Extracted records
------------------------------

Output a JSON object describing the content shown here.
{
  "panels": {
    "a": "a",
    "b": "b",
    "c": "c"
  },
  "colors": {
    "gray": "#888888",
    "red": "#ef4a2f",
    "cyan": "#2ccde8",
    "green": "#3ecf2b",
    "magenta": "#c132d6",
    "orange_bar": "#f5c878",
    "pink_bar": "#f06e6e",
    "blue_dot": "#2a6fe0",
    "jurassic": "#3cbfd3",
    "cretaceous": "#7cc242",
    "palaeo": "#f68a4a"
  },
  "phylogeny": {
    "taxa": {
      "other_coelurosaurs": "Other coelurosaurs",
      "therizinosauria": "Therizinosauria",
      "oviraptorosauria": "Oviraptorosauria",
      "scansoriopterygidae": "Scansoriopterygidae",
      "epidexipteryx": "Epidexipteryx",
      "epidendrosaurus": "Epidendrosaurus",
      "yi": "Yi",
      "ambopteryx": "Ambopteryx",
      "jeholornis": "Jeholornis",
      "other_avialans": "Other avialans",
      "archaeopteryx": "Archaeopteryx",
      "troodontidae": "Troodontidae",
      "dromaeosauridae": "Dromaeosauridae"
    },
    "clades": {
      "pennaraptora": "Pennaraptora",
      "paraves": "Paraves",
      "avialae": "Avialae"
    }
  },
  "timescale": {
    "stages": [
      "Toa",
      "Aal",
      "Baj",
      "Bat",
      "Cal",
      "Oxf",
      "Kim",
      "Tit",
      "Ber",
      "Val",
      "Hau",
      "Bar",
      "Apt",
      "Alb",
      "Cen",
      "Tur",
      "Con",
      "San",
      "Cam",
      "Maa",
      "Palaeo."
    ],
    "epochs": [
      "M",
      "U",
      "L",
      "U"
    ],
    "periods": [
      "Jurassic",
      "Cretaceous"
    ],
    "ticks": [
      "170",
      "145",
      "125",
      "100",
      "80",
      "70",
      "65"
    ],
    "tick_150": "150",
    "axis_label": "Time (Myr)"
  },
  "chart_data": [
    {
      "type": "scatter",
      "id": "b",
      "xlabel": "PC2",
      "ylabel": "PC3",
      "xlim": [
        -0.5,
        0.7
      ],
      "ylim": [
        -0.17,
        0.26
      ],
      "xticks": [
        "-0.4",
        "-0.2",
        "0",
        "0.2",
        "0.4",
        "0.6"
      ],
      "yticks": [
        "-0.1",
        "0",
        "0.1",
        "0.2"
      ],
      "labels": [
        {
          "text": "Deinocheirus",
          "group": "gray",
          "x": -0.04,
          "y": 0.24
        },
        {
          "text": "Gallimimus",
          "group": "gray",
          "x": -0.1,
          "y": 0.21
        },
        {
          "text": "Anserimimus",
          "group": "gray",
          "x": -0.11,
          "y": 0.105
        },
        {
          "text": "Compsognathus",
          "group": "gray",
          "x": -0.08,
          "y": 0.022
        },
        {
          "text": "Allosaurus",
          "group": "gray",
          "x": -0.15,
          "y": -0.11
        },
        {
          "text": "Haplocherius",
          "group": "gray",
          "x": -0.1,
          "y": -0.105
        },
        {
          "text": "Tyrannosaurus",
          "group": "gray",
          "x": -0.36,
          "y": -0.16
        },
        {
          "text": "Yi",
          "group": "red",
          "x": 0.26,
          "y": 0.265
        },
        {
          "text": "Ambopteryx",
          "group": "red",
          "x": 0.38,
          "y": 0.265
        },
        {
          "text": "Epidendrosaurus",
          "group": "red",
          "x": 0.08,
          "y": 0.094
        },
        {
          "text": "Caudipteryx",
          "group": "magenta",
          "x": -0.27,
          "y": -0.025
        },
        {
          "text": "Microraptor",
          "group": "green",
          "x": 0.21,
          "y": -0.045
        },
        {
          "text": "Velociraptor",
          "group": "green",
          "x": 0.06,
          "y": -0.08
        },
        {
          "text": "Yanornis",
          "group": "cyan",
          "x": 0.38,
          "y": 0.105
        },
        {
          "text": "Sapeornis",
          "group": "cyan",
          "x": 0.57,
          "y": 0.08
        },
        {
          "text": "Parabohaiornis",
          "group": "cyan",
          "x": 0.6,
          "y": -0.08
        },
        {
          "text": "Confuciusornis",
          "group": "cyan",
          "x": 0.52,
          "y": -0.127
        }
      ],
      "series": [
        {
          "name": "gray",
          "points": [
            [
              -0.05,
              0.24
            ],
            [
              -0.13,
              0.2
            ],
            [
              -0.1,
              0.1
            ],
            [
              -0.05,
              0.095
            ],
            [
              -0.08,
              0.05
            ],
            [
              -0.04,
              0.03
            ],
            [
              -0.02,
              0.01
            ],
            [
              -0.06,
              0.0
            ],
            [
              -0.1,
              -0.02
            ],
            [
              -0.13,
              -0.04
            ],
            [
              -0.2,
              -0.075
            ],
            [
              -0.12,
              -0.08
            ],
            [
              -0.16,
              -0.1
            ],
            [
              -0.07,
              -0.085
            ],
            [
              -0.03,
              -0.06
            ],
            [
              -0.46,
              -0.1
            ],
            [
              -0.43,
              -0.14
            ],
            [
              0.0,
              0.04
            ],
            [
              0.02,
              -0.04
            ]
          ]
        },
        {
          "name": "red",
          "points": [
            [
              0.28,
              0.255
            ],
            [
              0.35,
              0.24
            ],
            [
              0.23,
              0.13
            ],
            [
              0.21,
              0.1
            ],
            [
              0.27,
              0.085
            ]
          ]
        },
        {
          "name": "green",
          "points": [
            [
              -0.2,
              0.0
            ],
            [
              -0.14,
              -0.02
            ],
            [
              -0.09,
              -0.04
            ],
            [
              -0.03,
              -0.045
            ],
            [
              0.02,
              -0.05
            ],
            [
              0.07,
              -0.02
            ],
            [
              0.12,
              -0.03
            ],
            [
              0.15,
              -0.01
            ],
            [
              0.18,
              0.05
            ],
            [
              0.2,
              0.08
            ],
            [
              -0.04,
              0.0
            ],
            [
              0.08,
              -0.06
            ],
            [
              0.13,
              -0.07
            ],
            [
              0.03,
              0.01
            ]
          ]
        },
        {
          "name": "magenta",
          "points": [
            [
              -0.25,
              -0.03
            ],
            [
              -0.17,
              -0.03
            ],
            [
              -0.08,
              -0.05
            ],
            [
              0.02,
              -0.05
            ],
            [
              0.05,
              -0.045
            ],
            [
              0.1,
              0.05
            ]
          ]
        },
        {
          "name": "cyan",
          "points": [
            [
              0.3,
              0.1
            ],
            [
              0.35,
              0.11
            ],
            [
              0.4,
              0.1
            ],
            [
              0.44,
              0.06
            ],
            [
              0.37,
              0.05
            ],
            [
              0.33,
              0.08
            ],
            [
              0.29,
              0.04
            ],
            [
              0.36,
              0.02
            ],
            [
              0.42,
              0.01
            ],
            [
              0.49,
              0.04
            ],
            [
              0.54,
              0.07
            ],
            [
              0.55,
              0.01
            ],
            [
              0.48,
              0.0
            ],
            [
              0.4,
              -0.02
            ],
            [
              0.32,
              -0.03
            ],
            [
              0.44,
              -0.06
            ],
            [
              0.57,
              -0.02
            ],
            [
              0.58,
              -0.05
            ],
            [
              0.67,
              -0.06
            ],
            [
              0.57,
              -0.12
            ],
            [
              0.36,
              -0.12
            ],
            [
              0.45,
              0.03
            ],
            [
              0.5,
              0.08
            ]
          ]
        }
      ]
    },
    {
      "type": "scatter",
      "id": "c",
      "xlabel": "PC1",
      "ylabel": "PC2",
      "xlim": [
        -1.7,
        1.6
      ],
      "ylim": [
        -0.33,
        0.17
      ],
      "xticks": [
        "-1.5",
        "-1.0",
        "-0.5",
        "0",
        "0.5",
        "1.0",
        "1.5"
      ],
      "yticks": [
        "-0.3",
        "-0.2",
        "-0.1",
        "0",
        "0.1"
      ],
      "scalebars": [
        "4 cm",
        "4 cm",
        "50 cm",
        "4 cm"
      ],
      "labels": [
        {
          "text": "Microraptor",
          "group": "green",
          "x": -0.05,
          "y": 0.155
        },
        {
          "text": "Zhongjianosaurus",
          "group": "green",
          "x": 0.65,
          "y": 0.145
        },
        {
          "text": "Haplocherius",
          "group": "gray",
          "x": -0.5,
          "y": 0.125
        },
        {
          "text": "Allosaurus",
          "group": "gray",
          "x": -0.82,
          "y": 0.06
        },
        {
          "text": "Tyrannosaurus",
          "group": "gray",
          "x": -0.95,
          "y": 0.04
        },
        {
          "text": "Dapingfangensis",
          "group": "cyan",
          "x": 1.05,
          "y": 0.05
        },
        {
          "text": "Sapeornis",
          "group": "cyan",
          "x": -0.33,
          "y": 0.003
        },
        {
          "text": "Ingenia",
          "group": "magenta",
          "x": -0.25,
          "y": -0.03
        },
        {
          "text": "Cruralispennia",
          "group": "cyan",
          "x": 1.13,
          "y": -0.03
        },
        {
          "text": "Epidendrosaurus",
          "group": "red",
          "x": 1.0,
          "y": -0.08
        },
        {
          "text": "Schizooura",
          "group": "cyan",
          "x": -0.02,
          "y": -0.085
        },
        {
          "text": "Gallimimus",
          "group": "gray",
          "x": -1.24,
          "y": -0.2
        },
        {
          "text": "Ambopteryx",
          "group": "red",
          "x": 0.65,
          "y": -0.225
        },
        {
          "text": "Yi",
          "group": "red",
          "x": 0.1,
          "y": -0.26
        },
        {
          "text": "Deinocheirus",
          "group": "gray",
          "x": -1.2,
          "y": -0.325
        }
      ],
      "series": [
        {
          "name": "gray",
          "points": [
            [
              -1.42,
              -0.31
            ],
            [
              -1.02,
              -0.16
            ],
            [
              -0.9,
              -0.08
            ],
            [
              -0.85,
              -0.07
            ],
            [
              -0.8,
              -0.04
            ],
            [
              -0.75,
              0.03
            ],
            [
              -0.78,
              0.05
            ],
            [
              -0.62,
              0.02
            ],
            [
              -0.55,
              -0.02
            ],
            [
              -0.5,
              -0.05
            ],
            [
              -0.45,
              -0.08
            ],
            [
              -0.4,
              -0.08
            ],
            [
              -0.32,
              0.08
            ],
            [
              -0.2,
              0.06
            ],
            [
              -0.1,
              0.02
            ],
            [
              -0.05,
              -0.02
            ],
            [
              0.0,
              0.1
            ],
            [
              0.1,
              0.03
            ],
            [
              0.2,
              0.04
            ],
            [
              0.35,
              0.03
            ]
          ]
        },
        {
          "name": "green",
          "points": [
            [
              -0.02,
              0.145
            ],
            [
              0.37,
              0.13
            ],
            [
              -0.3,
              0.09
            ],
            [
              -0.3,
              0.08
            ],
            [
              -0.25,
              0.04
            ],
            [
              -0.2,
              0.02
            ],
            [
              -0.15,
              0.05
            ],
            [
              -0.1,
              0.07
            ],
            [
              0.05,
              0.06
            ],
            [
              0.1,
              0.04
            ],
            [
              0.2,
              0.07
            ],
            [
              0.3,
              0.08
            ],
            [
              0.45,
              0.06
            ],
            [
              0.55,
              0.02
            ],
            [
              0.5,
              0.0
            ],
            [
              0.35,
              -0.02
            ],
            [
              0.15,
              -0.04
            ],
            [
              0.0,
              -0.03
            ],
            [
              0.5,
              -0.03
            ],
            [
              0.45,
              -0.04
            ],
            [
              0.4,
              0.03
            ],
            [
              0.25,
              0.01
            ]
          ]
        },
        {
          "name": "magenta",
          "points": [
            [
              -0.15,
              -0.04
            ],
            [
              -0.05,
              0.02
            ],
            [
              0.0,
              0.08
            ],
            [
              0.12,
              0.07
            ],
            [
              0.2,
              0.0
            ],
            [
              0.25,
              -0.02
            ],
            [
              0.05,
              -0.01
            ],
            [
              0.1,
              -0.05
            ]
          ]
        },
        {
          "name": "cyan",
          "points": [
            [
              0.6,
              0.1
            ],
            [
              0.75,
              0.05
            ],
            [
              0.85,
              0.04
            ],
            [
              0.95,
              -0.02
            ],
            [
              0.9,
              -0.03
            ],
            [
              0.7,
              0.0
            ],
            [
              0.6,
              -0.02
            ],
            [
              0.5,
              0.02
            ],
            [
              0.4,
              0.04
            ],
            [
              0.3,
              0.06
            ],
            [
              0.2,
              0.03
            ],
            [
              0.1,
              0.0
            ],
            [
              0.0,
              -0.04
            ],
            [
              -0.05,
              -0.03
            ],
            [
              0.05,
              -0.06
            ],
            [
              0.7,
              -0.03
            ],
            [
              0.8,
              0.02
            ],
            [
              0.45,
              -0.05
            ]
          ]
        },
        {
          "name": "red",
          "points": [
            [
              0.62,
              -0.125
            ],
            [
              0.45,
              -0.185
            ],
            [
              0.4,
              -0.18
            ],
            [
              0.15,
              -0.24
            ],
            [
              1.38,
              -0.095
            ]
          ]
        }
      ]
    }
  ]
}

------------------------------

Your instructions
List every line above containing the word "Other".

Task solution
      "other_coelurosaurs": "Other coelurosaurs",
      "other_avialans": "Other avialans",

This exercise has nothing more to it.